* [TASK INSTRUCTIONS]
Leave out the images; return the rest of the data exactly.

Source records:
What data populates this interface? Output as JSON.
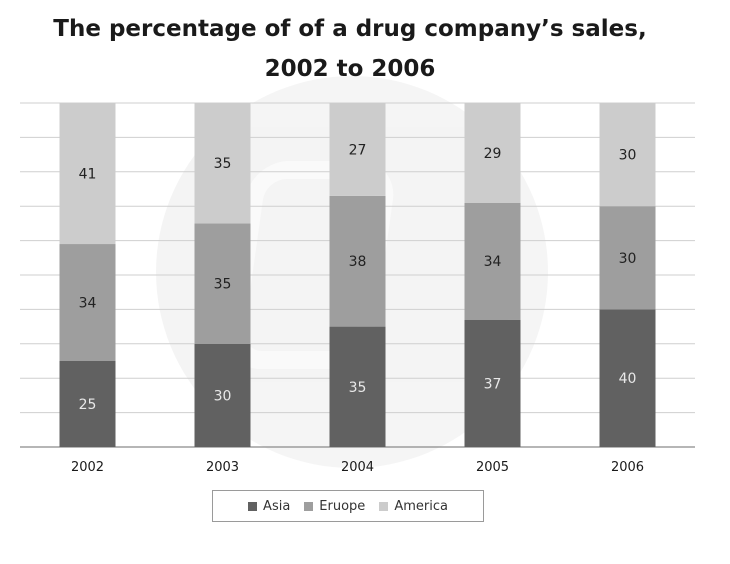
{
  "chart_data": {
    "type": "bar",
    "stacked": true,
    "title": [
      "The percentage of of a drug company’s sales,",
      "2002 to 2006"
    ],
    "categories": [
      "2002",
      "2003",
      "2004",
      "2005",
      "2006"
    ],
    "series": [
      {
        "name": "Asia",
        "values": [
          25,
          30,
          35,
          37,
          40
        ],
        "color": "#616161",
        "label_color": "#e8e8e8"
      },
      {
        "name": "Eruope",
        "values": [
          34,
          35,
          38,
          34,
          30
        ],
        "color": "#9e9e9e",
        "label_color": "#222222"
      },
      {
        "name": "America",
        "values": [
          41,
          35,
          27,
          29,
          30
        ],
        "color": "#cccccc",
        "label_color": "#222222"
      }
    ],
    "ylim": [
      0,
      100
    ],
    "grid": true,
    "legend_position": "bottom",
    "xlabel": "",
    "ylabel": ""
  }
}
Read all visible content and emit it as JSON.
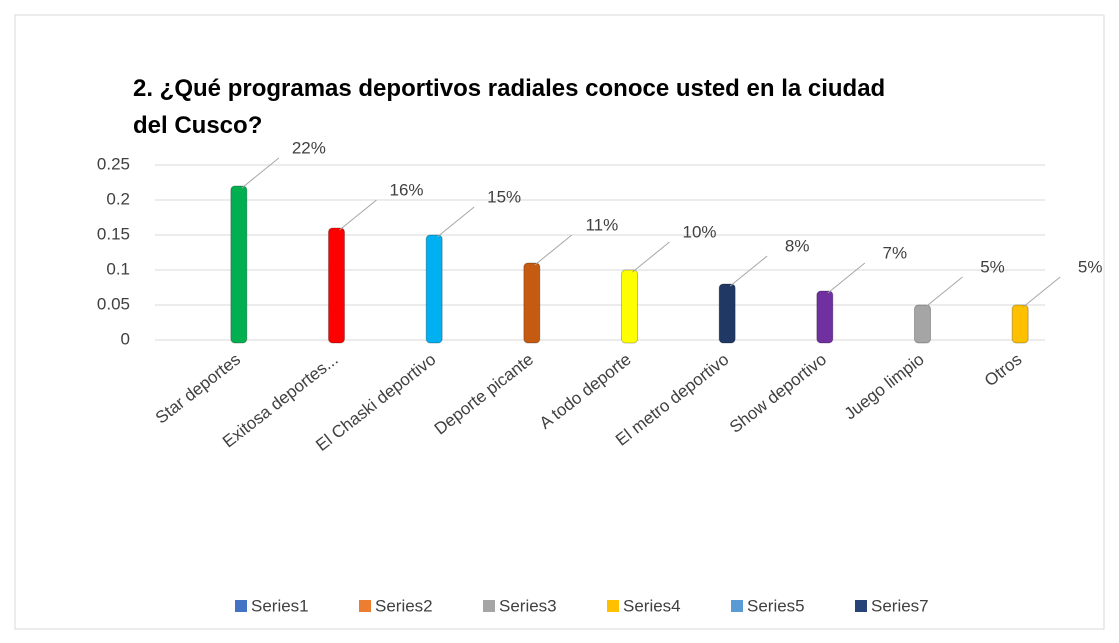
{
  "chart_data": {
    "type": "bar",
    "title": [
      "2. ¿Qué programas deportivos radiales conoce usted en la ciudad",
      "del Cusco?"
    ],
    "categories": [
      "Star deportes",
      "Exitosa deportes...",
      "El Chaski deportivo",
      "Deporte picante",
      "A todo deporte",
      "El metro deportivo",
      "Show deportivo",
      "Juego limpio",
      "Otros"
    ],
    "values": [
      0.22,
      0.16,
      0.15,
      0.11,
      0.1,
      0.08,
      0.07,
      0.05,
      0.05
    ],
    "value_labels": [
      "22%",
      "16%",
      "15%",
      "11%",
      "10%",
      "8%",
      "7%",
      "5%",
      "5%"
    ],
    "colors": [
      "#00b050",
      "#ff0000",
      "#00b0f0",
      "#c55a11",
      "#ffff00",
      "#1f3864",
      "#7030a0",
      "#a5a5a5",
      "#ffc000"
    ],
    "ylim": [
      0,
      0.25
    ],
    "yticks": [
      0,
      0.05,
      0.1,
      0.15,
      0.2,
      0.25
    ],
    "grid": true,
    "legend": [
      {
        "name": "Series1",
        "color": "#4472c4"
      },
      {
        "name": "Series2",
        "color": "#ed7d31"
      },
      {
        "name": "Series3",
        "color": "#a5a5a5"
      },
      {
        "name": "Series4",
        "color": "#ffc000"
      },
      {
        "name": "Series5",
        "color": "#5b9bd5"
      },
      {
        "name": "Series7",
        "color": "#264478"
      }
    ],
    "legend_position": "bottom"
  }
}
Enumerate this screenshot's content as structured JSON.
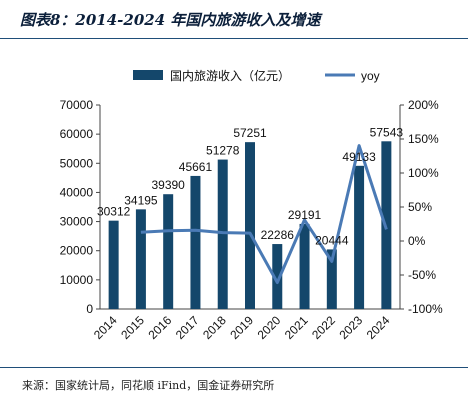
{
  "title": "图表8：2014-2024 年国内旅游收入及增速",
  "source": "来源：国家统计局，同花顺 iFind，国金证券研究所",
  "chart_data": {
    "type": "bar",
    "categories": [
      "2014",
      "2015",
      "2016",
      "2017",
      "2018",
      "2019",
      "2020",
      "2021",
      "2022",
      "2023",
      "2024"
    ],
    "series": [
      {
        "name": "国内旅游收入（亿元）",
        "type": "bar",
        "axis": "left",
        "values": [
          30312,
          34195,
          39390,
          45661,
          51278,
          57251,
          22286,
          29191,
          20444,
          49133,
          57543
        ],
        "color": "#14476b"
      },
      {
        "name": "yoy",
        "type": "line",
        "axis": "right",
        "values": [
          null,
          0.128,
          0.152,
          0.159,
          0.123,
          0.116,
          -0.611,
          0.31,
          -0.3,
          1.403,
          0.171
        ],
        "color": "#4a7ab5"
      }
    ],
    "data_labels": [
      "30312",
      "34195",
      "39390",
      "45661",
      "51278",
      "57251",
      "22286",
      "29191",
      "20444",
      "49133",
      "57543"
    ],
    "y_left": {
      "min": 0,
      "max": 70000,
      "ticks": [
        0,
        10000,
        20000,
        30000,
        40000,
        50000,
        60000,
        70000
      ]
    },
    "y_right": {
      "min": -1.0,
      "max": 2.0,
      "ticks": [
        -1.0,
        -0.5,
        0,
        0.5,
        1.0,
        1.5,
        2.0
      ],
      "tick_labels": [
        "-100%",
        "-50%",
        "0%",
        "50%",
        "100%",
        "150%",
        "200%"
      ]
    },
    "legend_position": "top",
    "grid": false
  }
}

* [OUTPUT FOR THIS TASK]
What data populates this interface? Output as JSON.
{
  "chart_data": {
    "type": "bar",
    "stacked": true,
    "title": [
      "The percentage of of a drug company’s sales,",
      "2002 to 2006"
    ],
    "categories": [
      "2002",
      "2003",
      "2004",
      "2005",
      "2006"
    ],
    "series": [
      {
        "name": "Asia",
        "values": [
          25,
          30,
          35,
          37,
          40
        ],
        "color": "#616161",
        "label_color": "#e8e8e8"
      },
      {
        "name": "Eruope",
        "values": [
          34,
          35,
          38,
          34,
          30
        ],
        "color": "#9e9e9e",
        "label_color": "#222222"
      },
      {
        "name": "America",
        "values": [
          41,
          35,
          27,
          29,
          30
        ],
        "color": "#cccccc",
        "label_color": "#222222"
      }
    ],
    "ylim": [
      0,
      100
    ],
    "grid": true,
    "legend_position": "bottom",
    "xlabel": "",
    "ylabel": ""
  }
}
Read all visible content and emit it as JSON.
{
  "chart_data": {
    "type": "bar",
    "title": [
      "2. ¿Qué programas deportivos radiales conoce usted en la ciudad",
      "del Cusco?"
    ],
    "categories": [
      "Star deportes",
      "Exitosa deportes...",
      "El Chaski deportivo",
      "Deporte picante",
      "A todo deporte",
      "El metro deportivo",
      "Show deportivo",
      "Juego limpio",
      "Otros"
    ],
    "values": [
      0.22,
      0.16,
      0.15,
      0.11,
      0.1,
      0.08,
      0.07,
      0.05,
      0.05
    ],
    "value_labels": [
      "22%",
      "16%",
      "15%",
      "11%",
      "10%",
      "8%",
      "7%",
      "5%",
      "5%"
    ],
    "colors": [
      "#00b050",
      "#ff0000",
      "#00b0f0",
      "#c55a11",
      "#ffff00",
      "#1f3864",
      "#7030a0",
      "#a5a5a5",
      "#ffc000"
    ],
    "ylim": [
      0,
      0.25
    ],
    "yticks": [
      0,
      0.05,
      0.1,
      0.15,
      0.2,
      0.25
    ],
    "grid": true,
    "legend": [
      {
        "name": "Series1",
        "color": "#4472c4"
      },
      {
        "name": "Series2",
        "color": "#ed7d31"
      },
      {
        "name": "Series3",
        "color": "#a5a5a5"
      },
      {
        "name": "Series4",
        "color": "#ffc000"
      },
      {
        "name": "Series5",
        "color": "#5b9bd5"
      },
      {
        "name": "Series7",
        "color": "#264478"
      }
    ],
    "legend_position": "bottom"
  }
}
Enumerate this screenshot's content as structured JSON.
{
  "title": "图表8：2014-2024 年国内旅游收入及增速",
  "source": "来源：国家统计局，同花顺 iFind，国金证券研究所",
  "chart_data": {
    "type": "bar",
    "categories": [
      "2014",
      "2015",
      "2016",
      "2017",
      "2018",
      "2019",
      "2020",
      "2021",
      "2022",
      "2023",
      "2024"
    ],
    "series": [
      {
        "name": "国内旅游收入（亿元）",
        "type": "bar",
        "axis": "left",
        "values": [
          30312,
          34195,
          39390,
          45661,
          51278,
          57251,
          22286,
          29191,
          20444,
          49133,
          57543
        ],
        "color": "#14476b"
      },
      {
        "name": "yoy",
        "type": "line",
        "axis": "right",
        "values": [
          null,
          0.128,
          0.152,
          0.159,
          0.123,
          0.116,
          -0.611,
          0.31,
          -0.3,
          1.403,
          0.171
        ],
        "color": "#4a7ab5"
      }
    ],
    "data_labels": [
      "30312",
      "34195",
      "39390",
      "45661",
      "51278",
      "57251",
      "22286",
      "29191",
      "20444",
      "49133",
      "57543"
    ],
    "y_left": {
      "min": 0,
      "max": 70000,
      "ticks": [
        0,
        10000,
        20000,
        30000,
        40000,
        50000,
        60000,
        70000
      ]
    },
    "y_right": {
      "min": -1.0,
      "max": 2.0,
      "ticks": [
        -1.0,
        -0.5,
        0,
        0.5,
        1.0,
        1.5,
        2.0
      ],
      "tick_labels": [
        "-100%",
        "-50%",
        "0%",
        "50%",
        "100%",
        "150%",
        "200%"
      ]
    },
    "legend_position": "top",
    "grid": false
  }
}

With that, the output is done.